Figure data in JSON
※
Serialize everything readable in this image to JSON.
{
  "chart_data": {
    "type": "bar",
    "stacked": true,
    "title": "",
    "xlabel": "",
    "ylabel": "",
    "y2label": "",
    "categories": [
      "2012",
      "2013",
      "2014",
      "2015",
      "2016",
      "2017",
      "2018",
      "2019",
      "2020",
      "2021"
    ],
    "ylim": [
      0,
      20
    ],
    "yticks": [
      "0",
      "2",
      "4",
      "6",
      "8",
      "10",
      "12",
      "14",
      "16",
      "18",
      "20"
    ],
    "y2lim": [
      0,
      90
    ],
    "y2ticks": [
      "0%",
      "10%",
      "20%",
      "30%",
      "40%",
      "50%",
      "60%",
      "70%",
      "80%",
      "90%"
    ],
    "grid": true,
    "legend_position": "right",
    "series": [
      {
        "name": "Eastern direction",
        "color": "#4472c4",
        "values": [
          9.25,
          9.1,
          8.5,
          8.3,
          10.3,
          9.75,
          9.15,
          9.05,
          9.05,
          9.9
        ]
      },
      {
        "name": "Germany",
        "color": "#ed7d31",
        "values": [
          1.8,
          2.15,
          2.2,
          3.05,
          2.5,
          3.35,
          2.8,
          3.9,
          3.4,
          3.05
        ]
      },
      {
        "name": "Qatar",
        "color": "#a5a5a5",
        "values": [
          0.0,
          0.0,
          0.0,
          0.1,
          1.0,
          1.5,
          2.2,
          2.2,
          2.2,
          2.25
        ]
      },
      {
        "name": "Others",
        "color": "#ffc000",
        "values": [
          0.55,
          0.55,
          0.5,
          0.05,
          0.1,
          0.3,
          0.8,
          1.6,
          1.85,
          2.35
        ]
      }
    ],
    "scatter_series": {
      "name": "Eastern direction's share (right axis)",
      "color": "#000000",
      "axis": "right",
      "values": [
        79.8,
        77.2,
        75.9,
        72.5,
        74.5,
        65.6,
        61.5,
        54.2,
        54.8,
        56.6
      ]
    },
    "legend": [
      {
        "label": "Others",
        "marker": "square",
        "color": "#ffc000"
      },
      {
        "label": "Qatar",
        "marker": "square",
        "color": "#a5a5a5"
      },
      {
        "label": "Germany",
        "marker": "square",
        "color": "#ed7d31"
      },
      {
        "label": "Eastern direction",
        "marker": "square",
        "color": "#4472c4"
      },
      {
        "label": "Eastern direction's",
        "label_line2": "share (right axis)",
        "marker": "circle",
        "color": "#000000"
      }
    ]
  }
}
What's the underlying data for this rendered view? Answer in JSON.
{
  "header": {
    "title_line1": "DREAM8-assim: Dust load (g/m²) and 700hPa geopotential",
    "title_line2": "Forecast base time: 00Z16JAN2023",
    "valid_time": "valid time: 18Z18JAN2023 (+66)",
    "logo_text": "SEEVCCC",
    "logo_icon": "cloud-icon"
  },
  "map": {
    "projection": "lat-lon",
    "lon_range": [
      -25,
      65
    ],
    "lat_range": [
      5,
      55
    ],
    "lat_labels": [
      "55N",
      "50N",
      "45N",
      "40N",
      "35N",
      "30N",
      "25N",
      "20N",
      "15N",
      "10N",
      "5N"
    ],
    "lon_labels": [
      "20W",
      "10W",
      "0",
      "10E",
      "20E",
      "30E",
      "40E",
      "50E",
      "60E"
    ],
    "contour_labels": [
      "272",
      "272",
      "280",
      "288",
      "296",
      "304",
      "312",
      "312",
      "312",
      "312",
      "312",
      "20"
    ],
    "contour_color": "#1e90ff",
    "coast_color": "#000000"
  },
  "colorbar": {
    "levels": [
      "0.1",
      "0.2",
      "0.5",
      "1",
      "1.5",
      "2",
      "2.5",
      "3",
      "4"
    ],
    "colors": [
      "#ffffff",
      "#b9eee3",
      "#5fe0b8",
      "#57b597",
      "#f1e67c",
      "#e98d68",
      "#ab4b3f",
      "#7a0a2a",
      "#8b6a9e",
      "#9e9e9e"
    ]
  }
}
※
» Description of the task: Nothing should be left out: repeat all of the data exactly.

» Response:
Serialize everything readable in this image to JSON.
{
  "chart_data": {
    "type": "bar",
    "stacked": true,
    "title": "",
    "xlabel": "",
    "ylabel": "",
    "y2label": "",
    "categories": [
      "2012",
      "2013",
      "2014",
      "2015",
      "2016",
      "2017",
      "2018",
      "2019",
      "2020",
      "2021"
    ],
    "ylim": [
      0,
      20
    ],
    "yticks": [
      "0",
      "2",
      "4",
      "6",
      "8",
      "10",
      "12",
      "14",
      "16",
      "18",
      "20"
    ],
    "y2lim": [
      0,
      90
    ],
    "y2ticks": [
      "0%",
      "10%",
      "20%",
      "30%",
      "40%",
      "50%",
      "60%",
      "70%",
      "80%",
      "90%"
    ],
    "grid": true,
    "legend_position": "right",
    "series": [
      {
        "name": "Eastern direction",
        "color": "#4472c4",
        "values": [
          9.25,
          9.1,
          8.5,
          8.3,
          10.3,
          9.75,
          9.15,
          9.05,
          9.05,
          9.9
        ]
      },
      {
        "name": "Germany",
        "color": "#ed7d31",
        "values": [
          1.8,
          2.15,
          2.2,
          3.05,
          2.5,
          3.35,
          2.8,
          3.9,
          3.4,
          3.05
        ]
      },
      {
        "name": "Qatar",
        "color": "#a5a5a5",
        "values": [
          0.0,
          0.0,
          0.0,
          0.1,
          1.0,
          1.5,
          2.2,
          2.2,
          2.2,
          2.25
        ]
      },
      {
        "name": "Others",
        "color": "#ffc000",
        "values": [
          0.55,
          0.55,
          0.5,
          0.05,
          0.1,
          0.3,
          0.8,
          1.6,
          1.85,
          2.35
        ]
      }
    ],
    "scatter_series": {
      "name": "Eastern direction's share (right axis)",
      "color": "#000000",
      "axis": "right",
      "values": [
        79.8,
        77.2,
        75.9,
        72.5,
        74.5,
        65.6,
        61.5,
        54.2,
        54.8,
        56.6
      ]
    },
    "legend": [
      {
        "label": "Others",
        "marker": "square",
        "color": "#ffc000"
      },
      {
        "label": "Qatar",
        "marker": "square",
        "color": "#a5a5a5"
      },
      {
        "label": "Germany",
        "marker": "square",
        "color": "#ed7d31"
      },
      {
        "label": "Eastern direction",
        "marker": "square",
        "color": "#4472c4"
      },
      {
        "label": "Eastern direction's",
        "label_line2": "share (right axis)",
        "marker": "circle",
        "color": "#000000"
      }
    ]
  }
}
What's the underlying data for this rendered view? Answer in JSON.
{
  "header": {
    "title_line1": "DREAM8-assim: Dust load (g/m²) and 700hPa geopotential",
    "title_line2": "Forecast base time: 00Z16JAN2023",
    "valid_time": "valid time: 18Z18JAN2023 (+66)",
    "logo_text": "SEEVCCC",
    "logo_icon": "cloud-icon"
  },
  "map": {
    "projection": "lat-lon",
    "lon_range": [
      -25,
      65
    ],
    "lat_range": [
      5,
      55
    ],
    "lat_labels": [
      "55N",
      "50N",
      "45N",
      "40N",
      "35N",
      "30N",
      "25N",
      "20N",
      "15N",
      "10N",
      "5N"
    ],
    "lon_labels": [
      "20W",
      "10W",
      "0",
      "10E",
      "20E",
      "30E",
      "40E",
      "50E",
      "60E"
    ],
    "contour_labels": [
      "272",
      "272",
      "280",
      "288",
      "296",
      "304",
      "312",
      "312",
      "312",
      "312",
      "312",
      "20"
    ],
    "contour_color": "#1e90ff",
    "coast_color": "#000000"
  },
  "colorbar": {
    "levels": [
      "0.1",
      "0.2",
      "0.5",
      "1",
      "1.5",
      "2",
      "2.5",
      "3",
      "4"
    ],
    "colors": [
      "#ffffff",
      "#b9eee3",
      "#5fe0b8",
      "#57b597",
      "#f1e67c",
      "#e98d68",
      "#ab4b3f",
      "#7a0a2a",
      "#8b6a9e",
      "#9e9e9e"
    ]
  }
}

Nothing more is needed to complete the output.